**Data items**
+++

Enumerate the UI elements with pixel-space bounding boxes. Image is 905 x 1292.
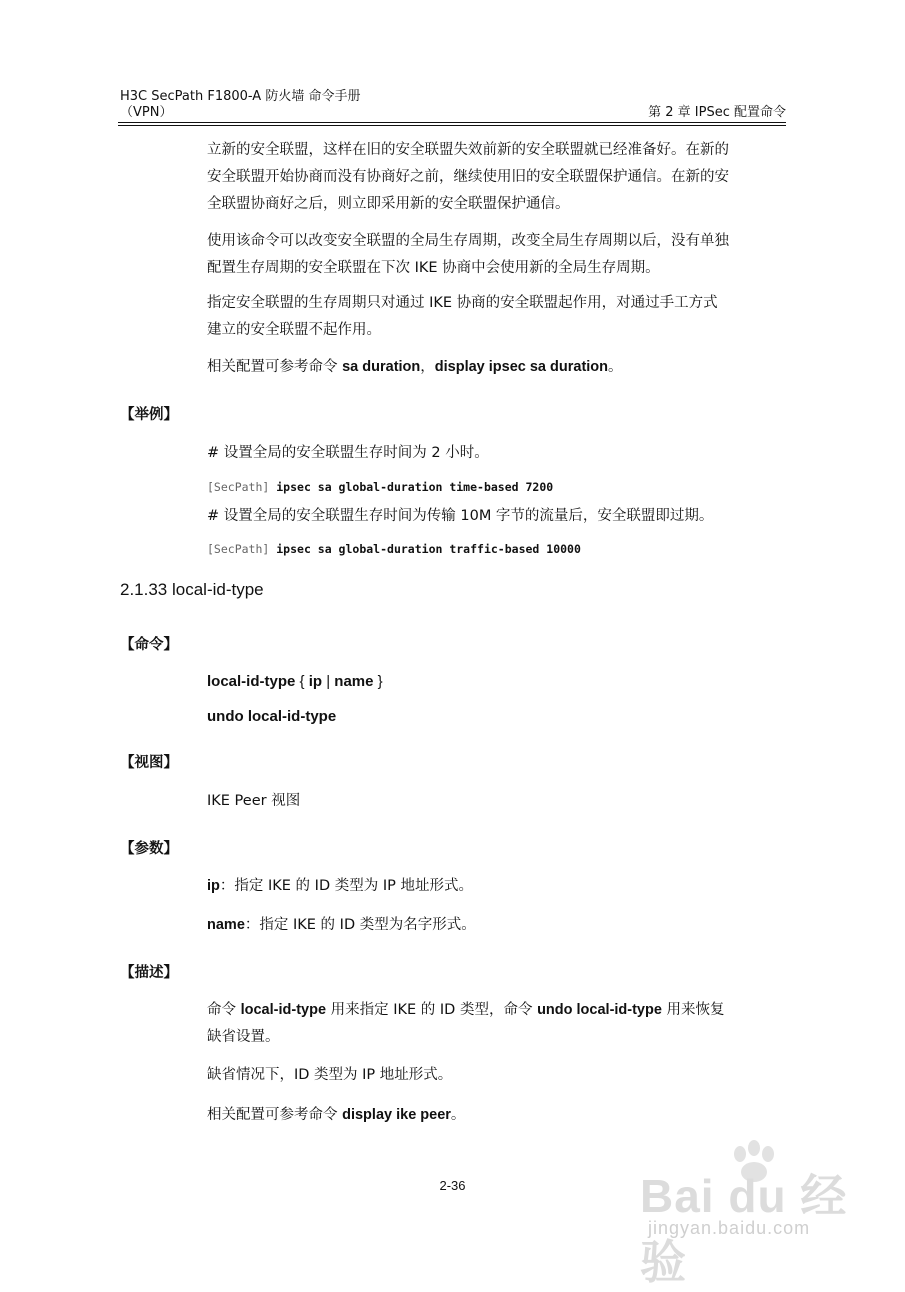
text-line: 使用该命令可以改变安全联盟的全局生存周期，改变全局生存周期以后，没有单独 [207, 233, 729, 249]
command-keyword: undo local-id-type [537, 1002, 662, 1018]
parameters-heading: 【参数】 [120, 841, 178, 857]
text: ， [420, 359, 435, 375]
parameter-name: ip [207, 878, 220, 894]
header-rule-thin [118, 125, 786, 126]
command-keyword: undo local-id-type [207, 708, 337, 725]
command-syntax [207, 673, 383, 690]
syntax-bar: | [322, 673, 335, 690]
header-subtitle: （VPN） [120, 105, 173, 120]
section-title: 2.1.33 local-id-type [120, 580, 264, 599]
text-line: 配置生存周期的安全联盟在下次 IKE 协商中会使用新的全局生存周期。 [207, 260, 660, 276]
parameter-name-row [207, 912, 787, 939]
text: 用来指定 IKE 的 ID 类型，命令 [326, 1002, 538, 1018]
text: 。 [608, 359, 623, 375]
example-2-code [207, 542, 581, 556]
page-number: 2-36 [439, 1178, 466, 1193]
text-line: 安全联盟开始协商而没有协商好之前，继续使用旧的安全联盟保护通信。在新的安 [207, 169, 729, 185]
paragraph-renewal [207, 137, 787, 218]
text-line: 指定安全联盟的生存周期只对通过 IKE 协商的安全联盟起作用，对通过手工方式 [207, 295, 718, 311]
description-paragraph [207, 997, 787, 1051]
text: 命令 [207, 1002, 241, 1018]
watermark-logo: Bai du 经验 [640, 1170, 848, 1288]
cli-command: ipsec sa global-duration traffic-based 10000 [276, 542, 581, 556]
paragraph-related-commands [207, 354, 787, 381]
cli-prompt: [SecPath] [207, 480, 270, 494]
description-heading: 【描述】 [120, 965, 178, 981]
text: 相关配置可参考命令 [207, 1107, 343, 1123]
paragraph-ike-only [207, 290, 787, 344]
paragraph-global-lifetime [207, 228, 787, 282]
description-related [207, 1102, 787, 1129]
command-keyword: local-id-type [207, 673, 296, 690]
command-link-display-ike-peer: display ike peer [342, 1107, 451, 1123]
text-line [207, 997, 787, 1024]
example-1-code [207, 480, 553, 494]
example-2-description: # 设置全局的安全联盟生存时间为传输 10M 字节的流量后，安全联盟即过期。 [207, 508, 714, 524]
parameter-description: ：指定 IKE 的 ID 类型为名字形式。 [244, 917, 476, 933]
option-name: name [334, 673, 374, 690]
header-rule [118, 122, 786, 123]
text: 用来恢复 [661, 1002, 725, 1018]
text: 相关配置可参考命令 [207, 359, 343, 375]
description-default: 缺省情况下，ID 类型为 IP 地址形式。 [207, 1067, 453, 1083]
text-line: 全联盟协商好之后，则立即采用新的安全联盟保护通信。 [207, 196, 570, 212]
baidu-watermark [640, 1140, 870, 1288]
command-undo-syntax [207, 708, 336, 725]
view-text: IKE Peer 视图 [207, 793, 301, 809]
example-heading: 【举例】 [120, 407, 178, 423]
command-link-display-ipsec-sa-duration: display ipsec sa duration [434, 359, 609, 375]
syntax-brace: { [295, 673, 309, 690]
text-line: 立新的安全联盟，这样在旧的安全联盟失效前新的安全联盟就已经准备好。在新的 [207, 142, 729, 158]
command-link-sa-duration: sa duration [342, 359, 421, 375]
syntax-brace: } [373, 673, 383, 690]
view-heading: 【视图】 [120, 755, 178, 771]
parameter-name: name [207, 917, 245, 933]
command-keyword: local-id-type [240, 1002, 327, 1018]
parameter-description: ：指定 IKE 的 ID 类型为 IP 地址形式。 [219, 878, 473, 894]
command-heading: 【命令】 [120, 637, 178, 653]
text-line: 建立的安全联盟不起作用。 [207, 322, 381, 338]
cli-command: ipsec sa global-duration time-based 7200 [276, 480, 554, 494]
example-1-description: # 设置全局的安全联盟生存时间为 2 小时。 [207, 445, 489, 461]
header-title: H3C SecPath F1800-A 防火墙 命令手册 [120, 89, 361, 104]
text-line: 缺省设置。 [207, 1029, 280, 1045]
parameter-ip [207, 873, 787, 900]
option-ip: ip [308, 673, 323, 690]
header-chapter: 第 2 章 IPSec 配置命令 [648, 105, 786, 120]
text: 。 [450, 1107, 466, 1123]
cli-prompt: [SecPath] [207, 542, 270, 556]
watermark-url: jingyan.baidu.com [648, 1218, 811, 1238]
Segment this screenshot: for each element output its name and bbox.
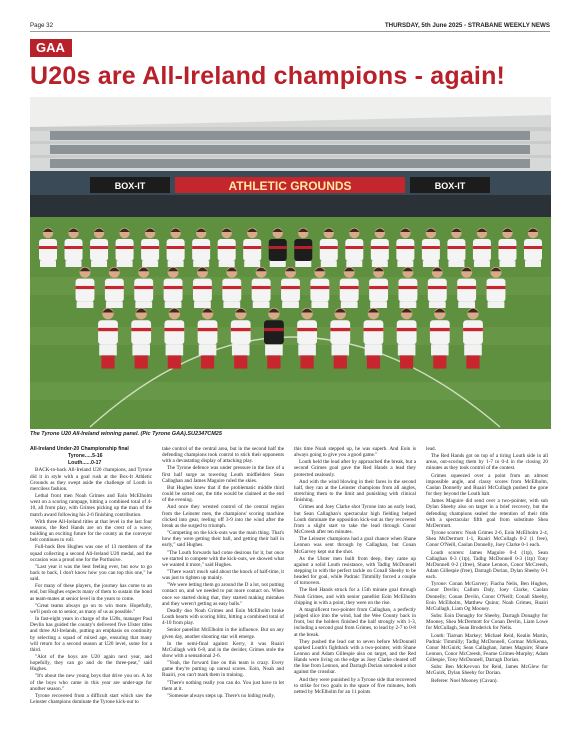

+++

**Instruction**
Write out the data items again with "cli-prompt" swapped for "shell-prompt" wherever it appears, leaving everything else the same. Leave the pictures out.

**Reply to the exercise**
Enumerate the UI elements with pixel-space bounding boxes. Image is 905 x 1292.
text-line: 使用该命令可以改变安全联盟的全局生存周期，改变全局生存周期以后，没有单独 [207, 233, 729, 249]
command-keyword: undo local-id-type [537, 1002, 662, 1018]
parameters-heading: 【参数】 [120, 841, 178, 857]
text: ， [420, 359, 435, 375]
parameter-name: ip [207, 878, 220, 894]
header-rule-thin [118, 125, 786, 126]
command-keyword: undo local-id-type [207, 708, 337, 725]
command-syntax [207, 673, 383, 690]
syntax-bar: | [322, 673, 335, 690]
header-subtitle: （VPN） [120, 105, 173, 120]
section-title: 2.1.33 local-id-type [120, 580, 264, 599]
text-line: 配置生存周期的安全联盟在下次 IKE 协商中会使用新的全局生存周期。 [207, 260, 660, 276]
parameter-name-row [207, 912, 787, 939]
text: 用来指定 IKE 的 ID 类型，命令 [326, 1002, 538, 1018]
text: 。 [608, 359, 623, 375]
example-2-code [207, 542, 581, 556]
page-number: 2-36 [439, 1178, 466, 1193]
text-line: 安全联盟开始协商而没有协商好之前，继续使用旧的安全联盟保护通信。在新的安 [207, 169, 729, 185]
paragraph-renewal [207, 137, 787, 218]
text-line: 指定安全联盟的生存周期只对通过 IKE 协商的安全联盟起作用，对通过手工方式 [207, 295, 718, 311]
description-paragraph [207, 997, 787, 1051]
text: 命令 [207, 1002, 241, 1018]
watermark-logo: Bai du 经验 [640, 1170, 848, 1288]
cli-command: ipsec sa global-duration traffic-based 10000 [276, 542, 581, 556]
paragraph-related-commands [207, 354, 787, 381]
shell-prompt: [SecPath] [207, 480, 270, 494]
description-heading: 【描述】 [120, 965, 178, 981]
text: 相关配置可参考命令 [207, 1107, 343, 1123]
paragraph-ike-only [207, 290, 787, 344]
paragraph-global-lifetime [207, 228, 787, 282]
description-related [207, 1102, 787, 1129]
command-keyword: local-id-type [207, 673, 296, 690]
command-link-display-ike-peer: display ike peer [342, 1107, 451, 1123]
text-line [207, 997, 787, 1024]
example-1-code [207, 480, 553, 494]
example-2-description: # 设置全局的安全联盟生存时间为传输 10M 字节的流量后，安全联盟即过期。 [207, 508, 714, 524]
parameter-description: ：指定 IKE 的 ID 类型为名字形式。 [244, 917, 476, 933]
option-name: name [334, 673, 374, 690]
header-rule [118, 122, 786, 123]
text: 用来恢复 [661, 1002, 725, 1018]
text: 相关配置可参考命令 [207, 359, 343, 375]
description-default: 缺省情况下，ID 类型为 IP 地址形式。 [207, 1067, 453, 1083]
text-line: 全联盟协商好之后，则立即采用新的安全联盟保护通信。 [207, 196, 570, 212]
baidu-watermark [640, 1140, 870, 1288]
command-undo-syntax [207, 708, 336, 725]
view-text: IKE Peer 视图 [207, 793, 301, 809]
example-heading: 【举例】 [120, 407, 178, 423]
command-link-display-ipsec-sa-duration: display ipsec sa duration [434, 359, 609, 375]
syntax-brace: { [295, 673, 309, 690]
text-line: 立新的安全联盟，这样在旧的安全联盟失效前新的安全联盟就已经准备好。在新的 [207, 142, 729, 158]
command-link-sa-duration: sa duration [342, 359, 421, 375]
syntax-brace: } [373, 673, 383, 690]
view-heading: 【视图】 [120, 755, 178, 771]
parameter-name: name [207, 917, 245, 933]
command-keyword: local-id-type [240, 1002, 327, 1018]
parameter-description: ：指定 IKE 的 ID 类型为 IP 地址形式。 [219, 878, 473, 894]
command-heading: 【命令】 [120, 637, 178, 653]
text-line: 建立的安全联盟不起作用。 [207, 322, 381, 338]
cli-command: ipsec sa global-duration time-based 7200 [276, 480, 554, 494]
example-1-description: # 设置全局的安全联盟生存时间为 2 小时。 [207, 445, 489, 461]
header-title: H3C SecPath F1800-A 防火墙 命令手册 [120, 89, 361, 104]
text-line: 缺省设置。 [207, 1029, 280, 1045]
parameter-ip [207, 873, 787, 900]
option-ip: ip [308, 673, 323, 690]
header-chapter: 第 2 章 IPSec 配置命令 [648, 105, 786, 120]
text: 。 [450, 1107, 466, 1123]
shell-prompt: [SecPath] [207, 542, 270, 556]
watermark-url: jingyan.baidu.com [648, 1218, 811, 1238]
Segment this screenshot: for each element output its name and bbox.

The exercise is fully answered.